DATASET:
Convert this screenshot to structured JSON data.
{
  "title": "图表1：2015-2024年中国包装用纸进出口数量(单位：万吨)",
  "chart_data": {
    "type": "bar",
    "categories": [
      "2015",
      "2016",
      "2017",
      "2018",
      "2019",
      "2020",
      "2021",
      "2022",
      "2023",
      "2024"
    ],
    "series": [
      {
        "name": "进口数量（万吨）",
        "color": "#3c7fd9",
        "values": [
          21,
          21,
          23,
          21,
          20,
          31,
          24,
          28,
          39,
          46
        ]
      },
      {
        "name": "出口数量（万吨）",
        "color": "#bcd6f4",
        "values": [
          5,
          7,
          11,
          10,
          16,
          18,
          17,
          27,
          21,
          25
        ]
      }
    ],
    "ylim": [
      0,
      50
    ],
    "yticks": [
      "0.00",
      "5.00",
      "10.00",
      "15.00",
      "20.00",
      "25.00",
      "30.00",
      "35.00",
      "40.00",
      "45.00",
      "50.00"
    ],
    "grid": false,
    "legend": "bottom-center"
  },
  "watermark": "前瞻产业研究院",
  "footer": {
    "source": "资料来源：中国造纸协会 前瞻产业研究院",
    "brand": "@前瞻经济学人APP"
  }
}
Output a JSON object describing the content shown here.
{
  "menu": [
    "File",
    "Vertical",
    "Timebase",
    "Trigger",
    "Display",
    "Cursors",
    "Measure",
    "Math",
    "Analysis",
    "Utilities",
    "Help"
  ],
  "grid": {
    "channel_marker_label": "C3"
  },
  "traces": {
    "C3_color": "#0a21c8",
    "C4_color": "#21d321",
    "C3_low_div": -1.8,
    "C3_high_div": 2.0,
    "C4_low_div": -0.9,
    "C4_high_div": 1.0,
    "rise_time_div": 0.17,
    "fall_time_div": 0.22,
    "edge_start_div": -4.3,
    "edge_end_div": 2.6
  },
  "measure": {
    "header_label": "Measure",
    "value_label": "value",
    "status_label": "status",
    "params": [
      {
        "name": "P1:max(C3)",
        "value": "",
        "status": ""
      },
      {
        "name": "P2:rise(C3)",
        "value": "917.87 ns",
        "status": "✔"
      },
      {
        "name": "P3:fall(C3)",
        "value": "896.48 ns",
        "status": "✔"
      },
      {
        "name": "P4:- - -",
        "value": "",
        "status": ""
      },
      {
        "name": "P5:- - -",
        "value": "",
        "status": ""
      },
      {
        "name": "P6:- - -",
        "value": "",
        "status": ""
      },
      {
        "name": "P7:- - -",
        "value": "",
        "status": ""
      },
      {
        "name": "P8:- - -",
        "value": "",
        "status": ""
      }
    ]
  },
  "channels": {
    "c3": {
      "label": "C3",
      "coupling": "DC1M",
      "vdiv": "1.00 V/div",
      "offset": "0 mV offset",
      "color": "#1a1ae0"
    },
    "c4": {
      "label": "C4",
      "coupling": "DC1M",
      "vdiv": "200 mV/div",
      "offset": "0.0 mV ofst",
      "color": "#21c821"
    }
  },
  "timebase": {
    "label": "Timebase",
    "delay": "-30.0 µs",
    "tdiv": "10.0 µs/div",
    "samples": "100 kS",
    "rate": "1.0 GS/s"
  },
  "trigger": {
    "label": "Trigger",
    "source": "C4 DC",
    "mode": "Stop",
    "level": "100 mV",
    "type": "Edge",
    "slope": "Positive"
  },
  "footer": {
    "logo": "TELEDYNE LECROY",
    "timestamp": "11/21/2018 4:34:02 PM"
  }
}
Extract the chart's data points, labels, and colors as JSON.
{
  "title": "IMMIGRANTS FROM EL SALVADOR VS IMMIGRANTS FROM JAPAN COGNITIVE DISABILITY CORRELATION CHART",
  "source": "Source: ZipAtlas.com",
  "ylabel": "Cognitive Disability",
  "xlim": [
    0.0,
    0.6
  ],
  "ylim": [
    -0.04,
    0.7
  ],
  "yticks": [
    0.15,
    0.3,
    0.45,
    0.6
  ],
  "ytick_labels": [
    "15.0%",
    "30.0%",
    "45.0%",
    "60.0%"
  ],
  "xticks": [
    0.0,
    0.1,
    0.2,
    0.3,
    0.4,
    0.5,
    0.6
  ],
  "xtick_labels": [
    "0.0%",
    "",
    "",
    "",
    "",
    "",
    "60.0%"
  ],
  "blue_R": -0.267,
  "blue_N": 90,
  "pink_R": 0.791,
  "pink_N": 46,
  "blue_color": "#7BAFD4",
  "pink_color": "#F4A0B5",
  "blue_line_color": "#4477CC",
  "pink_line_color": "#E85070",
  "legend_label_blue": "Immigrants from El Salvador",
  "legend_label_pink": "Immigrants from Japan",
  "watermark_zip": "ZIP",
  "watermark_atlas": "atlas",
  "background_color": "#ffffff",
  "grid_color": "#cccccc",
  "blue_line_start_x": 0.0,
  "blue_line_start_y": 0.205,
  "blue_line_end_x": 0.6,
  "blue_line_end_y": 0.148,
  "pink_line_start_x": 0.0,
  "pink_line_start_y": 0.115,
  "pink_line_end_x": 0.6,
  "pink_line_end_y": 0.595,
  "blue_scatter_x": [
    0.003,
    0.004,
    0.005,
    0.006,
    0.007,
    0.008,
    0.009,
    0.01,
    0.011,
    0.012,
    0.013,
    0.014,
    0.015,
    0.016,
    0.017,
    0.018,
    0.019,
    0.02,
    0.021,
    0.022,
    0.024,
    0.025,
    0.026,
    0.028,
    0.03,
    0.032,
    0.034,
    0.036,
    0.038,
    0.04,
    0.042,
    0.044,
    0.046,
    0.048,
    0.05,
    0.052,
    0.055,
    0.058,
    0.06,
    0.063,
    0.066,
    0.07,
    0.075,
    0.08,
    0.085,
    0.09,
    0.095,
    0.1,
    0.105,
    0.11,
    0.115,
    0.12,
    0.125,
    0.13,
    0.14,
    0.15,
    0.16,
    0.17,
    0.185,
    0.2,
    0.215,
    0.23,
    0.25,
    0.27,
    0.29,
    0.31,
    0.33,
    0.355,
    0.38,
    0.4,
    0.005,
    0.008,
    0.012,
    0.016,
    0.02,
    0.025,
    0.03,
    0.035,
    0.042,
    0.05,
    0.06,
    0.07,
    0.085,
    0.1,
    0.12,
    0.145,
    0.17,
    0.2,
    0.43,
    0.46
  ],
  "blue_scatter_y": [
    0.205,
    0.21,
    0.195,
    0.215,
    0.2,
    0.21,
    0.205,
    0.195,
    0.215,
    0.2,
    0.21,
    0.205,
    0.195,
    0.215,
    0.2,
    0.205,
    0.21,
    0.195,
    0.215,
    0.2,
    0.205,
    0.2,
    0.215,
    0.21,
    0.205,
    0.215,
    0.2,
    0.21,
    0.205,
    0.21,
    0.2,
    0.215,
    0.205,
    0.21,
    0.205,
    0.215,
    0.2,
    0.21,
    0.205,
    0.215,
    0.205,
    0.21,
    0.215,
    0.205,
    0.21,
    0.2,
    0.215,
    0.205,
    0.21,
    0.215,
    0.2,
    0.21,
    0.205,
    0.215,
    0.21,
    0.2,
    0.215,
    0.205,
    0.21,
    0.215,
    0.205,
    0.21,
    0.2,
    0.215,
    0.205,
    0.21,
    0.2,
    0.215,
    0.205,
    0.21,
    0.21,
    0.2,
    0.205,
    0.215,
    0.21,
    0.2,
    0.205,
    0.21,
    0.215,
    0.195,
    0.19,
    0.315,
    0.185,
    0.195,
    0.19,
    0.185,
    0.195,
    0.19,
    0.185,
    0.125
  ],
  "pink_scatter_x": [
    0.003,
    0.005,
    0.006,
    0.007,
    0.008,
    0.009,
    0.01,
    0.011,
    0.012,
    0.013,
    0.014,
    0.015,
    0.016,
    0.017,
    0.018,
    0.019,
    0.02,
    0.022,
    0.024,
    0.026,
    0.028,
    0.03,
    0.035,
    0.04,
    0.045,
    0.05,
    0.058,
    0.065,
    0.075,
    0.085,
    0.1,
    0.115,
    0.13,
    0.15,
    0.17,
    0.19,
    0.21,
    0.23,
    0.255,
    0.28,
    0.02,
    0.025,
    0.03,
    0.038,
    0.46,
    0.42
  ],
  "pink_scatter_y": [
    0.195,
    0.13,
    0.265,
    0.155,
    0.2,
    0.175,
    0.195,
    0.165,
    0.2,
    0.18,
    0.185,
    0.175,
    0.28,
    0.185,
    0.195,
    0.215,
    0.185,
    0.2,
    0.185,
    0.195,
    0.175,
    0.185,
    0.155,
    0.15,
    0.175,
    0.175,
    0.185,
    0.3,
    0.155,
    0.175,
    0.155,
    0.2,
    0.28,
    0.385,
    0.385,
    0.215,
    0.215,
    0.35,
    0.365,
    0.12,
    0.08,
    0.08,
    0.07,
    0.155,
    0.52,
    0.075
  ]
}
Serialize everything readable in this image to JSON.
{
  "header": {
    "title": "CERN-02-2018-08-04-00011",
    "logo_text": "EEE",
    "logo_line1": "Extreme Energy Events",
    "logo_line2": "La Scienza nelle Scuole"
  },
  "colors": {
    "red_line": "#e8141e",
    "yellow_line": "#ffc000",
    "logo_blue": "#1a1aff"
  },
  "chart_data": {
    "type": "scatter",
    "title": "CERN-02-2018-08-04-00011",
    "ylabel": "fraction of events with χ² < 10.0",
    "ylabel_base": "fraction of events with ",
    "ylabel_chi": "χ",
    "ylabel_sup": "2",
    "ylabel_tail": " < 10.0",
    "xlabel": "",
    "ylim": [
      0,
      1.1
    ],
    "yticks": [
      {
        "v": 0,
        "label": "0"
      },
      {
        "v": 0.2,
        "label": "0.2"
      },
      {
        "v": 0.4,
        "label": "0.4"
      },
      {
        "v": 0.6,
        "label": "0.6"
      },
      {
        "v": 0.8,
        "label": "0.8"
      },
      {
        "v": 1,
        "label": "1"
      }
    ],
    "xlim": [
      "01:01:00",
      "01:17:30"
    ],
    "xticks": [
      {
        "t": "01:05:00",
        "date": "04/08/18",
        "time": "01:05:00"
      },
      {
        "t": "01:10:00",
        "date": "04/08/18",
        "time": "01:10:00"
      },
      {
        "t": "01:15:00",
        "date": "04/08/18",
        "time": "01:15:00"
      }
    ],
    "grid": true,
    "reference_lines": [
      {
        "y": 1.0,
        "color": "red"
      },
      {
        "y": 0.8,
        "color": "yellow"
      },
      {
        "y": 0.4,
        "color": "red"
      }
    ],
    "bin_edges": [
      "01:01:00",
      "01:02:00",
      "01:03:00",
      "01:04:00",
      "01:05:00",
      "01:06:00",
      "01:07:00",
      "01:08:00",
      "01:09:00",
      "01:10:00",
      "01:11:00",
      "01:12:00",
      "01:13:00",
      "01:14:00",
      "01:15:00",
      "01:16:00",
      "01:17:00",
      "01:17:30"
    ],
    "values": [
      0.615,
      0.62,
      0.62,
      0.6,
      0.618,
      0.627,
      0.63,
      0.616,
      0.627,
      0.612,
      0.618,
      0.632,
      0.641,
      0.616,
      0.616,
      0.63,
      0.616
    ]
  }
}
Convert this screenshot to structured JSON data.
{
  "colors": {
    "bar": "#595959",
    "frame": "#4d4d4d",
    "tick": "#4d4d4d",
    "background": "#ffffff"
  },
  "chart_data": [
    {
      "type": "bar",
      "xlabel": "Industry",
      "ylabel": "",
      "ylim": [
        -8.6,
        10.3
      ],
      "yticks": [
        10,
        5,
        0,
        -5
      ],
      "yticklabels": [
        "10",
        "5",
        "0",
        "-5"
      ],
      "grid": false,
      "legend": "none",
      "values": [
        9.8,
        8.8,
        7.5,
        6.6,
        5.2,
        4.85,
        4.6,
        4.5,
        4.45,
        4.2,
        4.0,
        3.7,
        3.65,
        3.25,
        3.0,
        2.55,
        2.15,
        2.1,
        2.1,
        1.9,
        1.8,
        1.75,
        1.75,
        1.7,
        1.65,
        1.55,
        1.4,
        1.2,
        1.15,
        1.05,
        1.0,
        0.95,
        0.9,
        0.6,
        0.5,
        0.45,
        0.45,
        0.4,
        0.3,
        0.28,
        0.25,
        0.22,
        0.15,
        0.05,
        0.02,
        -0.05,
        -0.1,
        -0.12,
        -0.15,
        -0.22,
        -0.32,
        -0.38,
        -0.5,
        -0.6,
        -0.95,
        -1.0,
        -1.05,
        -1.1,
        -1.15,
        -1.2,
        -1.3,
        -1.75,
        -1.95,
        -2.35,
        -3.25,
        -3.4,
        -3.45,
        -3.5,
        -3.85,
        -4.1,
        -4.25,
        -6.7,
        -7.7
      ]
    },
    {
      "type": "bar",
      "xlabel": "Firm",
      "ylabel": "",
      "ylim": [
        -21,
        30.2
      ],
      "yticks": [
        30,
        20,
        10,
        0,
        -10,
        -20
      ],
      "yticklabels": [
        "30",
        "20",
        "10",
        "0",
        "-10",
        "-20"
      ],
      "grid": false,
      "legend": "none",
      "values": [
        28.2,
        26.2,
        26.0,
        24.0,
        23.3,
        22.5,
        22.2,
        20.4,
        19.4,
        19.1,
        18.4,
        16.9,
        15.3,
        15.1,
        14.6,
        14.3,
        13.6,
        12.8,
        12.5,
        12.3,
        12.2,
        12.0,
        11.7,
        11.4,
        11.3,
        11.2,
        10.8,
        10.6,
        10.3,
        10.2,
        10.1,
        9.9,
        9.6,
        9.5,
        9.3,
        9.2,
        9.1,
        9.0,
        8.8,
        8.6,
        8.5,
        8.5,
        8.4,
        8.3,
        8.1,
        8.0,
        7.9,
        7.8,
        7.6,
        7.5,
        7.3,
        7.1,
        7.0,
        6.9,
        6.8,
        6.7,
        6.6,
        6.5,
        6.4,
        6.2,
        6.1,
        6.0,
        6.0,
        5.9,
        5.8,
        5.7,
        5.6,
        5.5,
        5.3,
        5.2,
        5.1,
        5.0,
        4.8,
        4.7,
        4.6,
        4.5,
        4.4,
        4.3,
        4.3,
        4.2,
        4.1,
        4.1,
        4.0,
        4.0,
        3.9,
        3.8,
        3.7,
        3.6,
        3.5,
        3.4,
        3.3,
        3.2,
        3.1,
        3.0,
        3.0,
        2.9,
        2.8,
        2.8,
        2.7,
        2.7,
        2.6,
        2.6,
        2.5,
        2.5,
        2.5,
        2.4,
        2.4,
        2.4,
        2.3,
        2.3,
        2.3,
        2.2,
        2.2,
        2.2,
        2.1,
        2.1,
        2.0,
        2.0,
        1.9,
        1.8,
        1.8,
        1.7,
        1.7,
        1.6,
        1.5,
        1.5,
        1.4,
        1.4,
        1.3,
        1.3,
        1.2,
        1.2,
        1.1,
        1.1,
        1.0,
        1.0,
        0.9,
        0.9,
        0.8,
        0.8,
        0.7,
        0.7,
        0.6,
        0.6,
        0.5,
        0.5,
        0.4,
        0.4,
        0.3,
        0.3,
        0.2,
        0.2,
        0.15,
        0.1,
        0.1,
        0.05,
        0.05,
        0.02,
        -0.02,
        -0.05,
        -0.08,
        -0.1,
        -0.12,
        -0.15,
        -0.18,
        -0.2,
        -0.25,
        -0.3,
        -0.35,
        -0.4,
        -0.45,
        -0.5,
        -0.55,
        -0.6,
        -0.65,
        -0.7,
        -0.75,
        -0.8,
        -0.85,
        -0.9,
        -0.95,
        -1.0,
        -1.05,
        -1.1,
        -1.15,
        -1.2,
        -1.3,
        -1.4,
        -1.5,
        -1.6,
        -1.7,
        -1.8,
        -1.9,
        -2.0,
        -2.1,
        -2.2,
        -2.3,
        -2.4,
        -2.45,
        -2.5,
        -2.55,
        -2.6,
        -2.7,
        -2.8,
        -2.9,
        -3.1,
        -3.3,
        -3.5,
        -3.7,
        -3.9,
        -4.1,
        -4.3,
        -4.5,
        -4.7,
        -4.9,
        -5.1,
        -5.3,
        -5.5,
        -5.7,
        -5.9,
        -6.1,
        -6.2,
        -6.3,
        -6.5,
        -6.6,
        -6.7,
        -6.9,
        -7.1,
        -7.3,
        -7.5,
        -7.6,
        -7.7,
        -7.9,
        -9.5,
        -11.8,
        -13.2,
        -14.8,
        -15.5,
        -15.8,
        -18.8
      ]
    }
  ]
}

CHALLENGE:
Gather every line from the listing above in which the word "fraction" appears.

CORRECT OUTPUT:
    "ylabel": "fraction of events with χ² < 10.0",
    "ylabel_base": "fraction of events with ",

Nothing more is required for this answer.